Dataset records
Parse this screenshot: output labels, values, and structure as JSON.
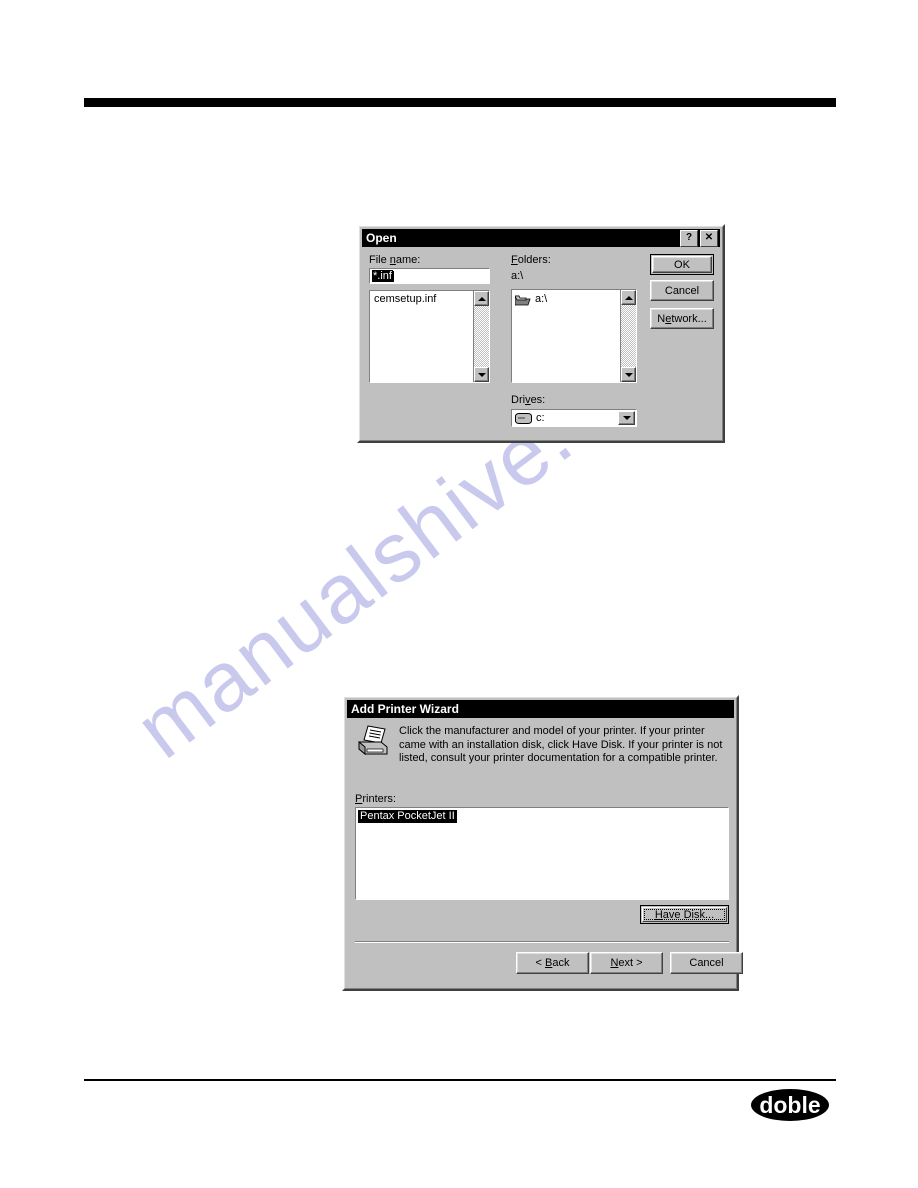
{
  "page": {
    "watermark_text": "manualshive.com",
    "logo_text": "doble"
  },
  "open_dialog": {
    "title": "Open",
    "titlebar_buttons": [
      {
        "name": "help-button",
        "glyph": "?"
      },
      {
        "name": "close-button",
        "glyph": "✕"
      }
    ],
    "file_name_label": "File name:",
    "file_name_label_pre": "File ",
    "file_name_label_accel": "n",
    "file_name_label_post": "ame:",
    "file_name_value": "*.inf",
    "file_list": [
      "cemsetup.inf"
    ],
    "folders_label": "Folders:",
    "folders_label_pre": "",
    "folders_label_accel": "F",
    "folders_label_post": "olders:",
    "current_path": "a:\\",
    "folder_items": [
      {
        "label": "a:\\",
        "icon": "open-folder-icon"
      }
    ],
    "drives_label": "Drives:",
    "drives_label_pre": "Dri",
    "drives_label_accel": "v",
    "drives_label_post": "es:",
    "drives_value": "c:",
    "buttons": [
      {
        "name": "ok-button",
        "label": "OK",
        "default": true
      },
      {
        "name": "cancel-button",
        "label": "Cancel",
        "default": false
      },
      {
        "name": "network-button",
        "label": "Network...",
        "default": false,
        "accel_pre": "N",
        "accel": "e",
        "accel_post": "twork..."
      }
    ]
  },
  "printer_wizard": {
    "title": "Add Printer Wizard",
    "icon": "printer-icon",
    "body_text": "Click the manufacturer and model of your printer. If your printer came with an installation disk, click Have Disk. If your printer is not listed, consult your printer documentation for a compatible printer.",
    "printers_label": "Printers:",
    "printers_label_accel": "P",
    "printers_label_post": "rinters:",
    "printers": [
      "Pentax PocketJet II"
    ],
    "selected_printer": "Pentax PocketJet II",
    "have_disk_label": "Have Disk...",
    "have_disk_accel_pre": "H",
    "have_disk_accel": "a",
    "have_disk_accel_post": "ve Disk...",
    "nav_buttons": [
      {
        "name": "back-button",
        "label": "< Back",
        "pre": "< ",
        "accel": "B",
        "post": "ack"
      },
      {
        "name": "next-button",
        "label": "Next >",
        "pre": "",
        "accel": "N",
        "post": "ext >"
      },
      {
        "name": "cancel-button",
        "label": "Cancel",
        "pre": "Cancel",
        "accel": "",
        "post": ""
      }
    ]
  },
  "colors": {
    "face": "#c0c0c0",
    "titlebar": "#000000",
    "highlight": "#000000",
    "watermark": "#c9c9ee"
  }
}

* [What you will do] Note how many lines in the listing above hold the string "default", then give only that figure.

* [Written response] 3